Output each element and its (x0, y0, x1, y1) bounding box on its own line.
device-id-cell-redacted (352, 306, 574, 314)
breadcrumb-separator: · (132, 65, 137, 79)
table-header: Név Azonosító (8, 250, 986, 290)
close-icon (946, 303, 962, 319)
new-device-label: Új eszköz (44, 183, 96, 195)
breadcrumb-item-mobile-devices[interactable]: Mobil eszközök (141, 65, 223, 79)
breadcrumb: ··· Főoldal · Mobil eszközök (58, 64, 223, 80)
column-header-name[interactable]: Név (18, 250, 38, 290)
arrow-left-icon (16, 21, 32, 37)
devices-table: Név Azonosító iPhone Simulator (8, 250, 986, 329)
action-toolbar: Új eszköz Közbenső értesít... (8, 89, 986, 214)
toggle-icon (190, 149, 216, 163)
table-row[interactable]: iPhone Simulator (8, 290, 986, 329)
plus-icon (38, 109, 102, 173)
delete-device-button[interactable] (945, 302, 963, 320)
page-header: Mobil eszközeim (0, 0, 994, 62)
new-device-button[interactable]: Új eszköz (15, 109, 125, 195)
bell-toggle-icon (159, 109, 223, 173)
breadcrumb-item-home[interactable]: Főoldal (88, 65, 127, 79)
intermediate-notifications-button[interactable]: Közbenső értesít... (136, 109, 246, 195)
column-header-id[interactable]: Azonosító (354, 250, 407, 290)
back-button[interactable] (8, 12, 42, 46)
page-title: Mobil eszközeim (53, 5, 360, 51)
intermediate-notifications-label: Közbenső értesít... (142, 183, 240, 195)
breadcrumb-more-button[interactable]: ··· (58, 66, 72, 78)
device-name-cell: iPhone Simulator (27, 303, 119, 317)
--*--
Recast every line of the records above as a Markdown table with the columns Row and Line. Number each row and leave out blank lines.

| Row | Line |
|---|---|
| 1 | Output each element and its (x0, y0, x1, y1) bounding box on its own line. |
| 2 | device-id-cell-redacted (352, 306, 574, 314) |
| 3 | breadcrumb-separator: · (132, 65, 137, 79) |
| 4 | table-header: Név Azonosító (8, 250, 986, 290) |
| 5 | close-icon (946, 303, 962, 319) |
| 6 | new-device-label: Új eszköz (44, 183, 96, 195) |
| 7 | breadcrumb-item-mobile-devices[interactable]: Mobil eszközök (141, 65, 223, 79) |
| 8 | breadcrumb: ··· Főoldal · Mobil eszközök (58, 64, 223, 80) |
| 9 | column-header-name[interactable]: Név (18, 250, 38, 290) |
| 10 | arrow-left-icon (16, 21, 32, 37) |
| 11 | devices-table: Név Azonosító iPhone Simulator (8, 250, 986, 329) |
| 12 | action-toolbar: Új eszköz Közbenső értesít... (8, 89, 986, 214) |
| 13 | toggle-icon (190, 149, 216, 163) |
| 14 | table-row[interactable]: iPhone Simulator (8, 290, 986, 329) |
| 15 | plus-icon (38, 109, 102, 173) |
| 16 | delete-device-button[interactable] (945, 302, 963, 320) |
| 17 | page-header: Mobil eszközeim (0, 0, 994, 62) |
| 18 | new-device-button[interactable]: Új eszköz (15, 109, 125, 195) |
| 19 | bell-toggle-icon (159, 109, 223, 173) |
| 20 | breadcrumb-item-home[interactable]: Főoldal (88, 65, 127, 79) |
| 21 | intermediate-notifications-button[interactable]: Közbenső értesít... (136, 109, 246, 195) |
| 22 | column-header-id[interactable]: Azonosító (354, 250, 407, 290) |
| 23 | back-button[interactable] (8, 12, 42, 46) |
| 24 | page-title: Mobil eszközeim (53, 5, 360, 51) |
| 25 | intermediate-notifications-label: Közbenső értesít... (142, 183, 240, 195) |
| 26 | breadcrumb-more-button[interactable]: ··· (58, 66, 72, 78) |
| 27 | device-name-cell: iPhone Simulator (27, 303, 119, 317) |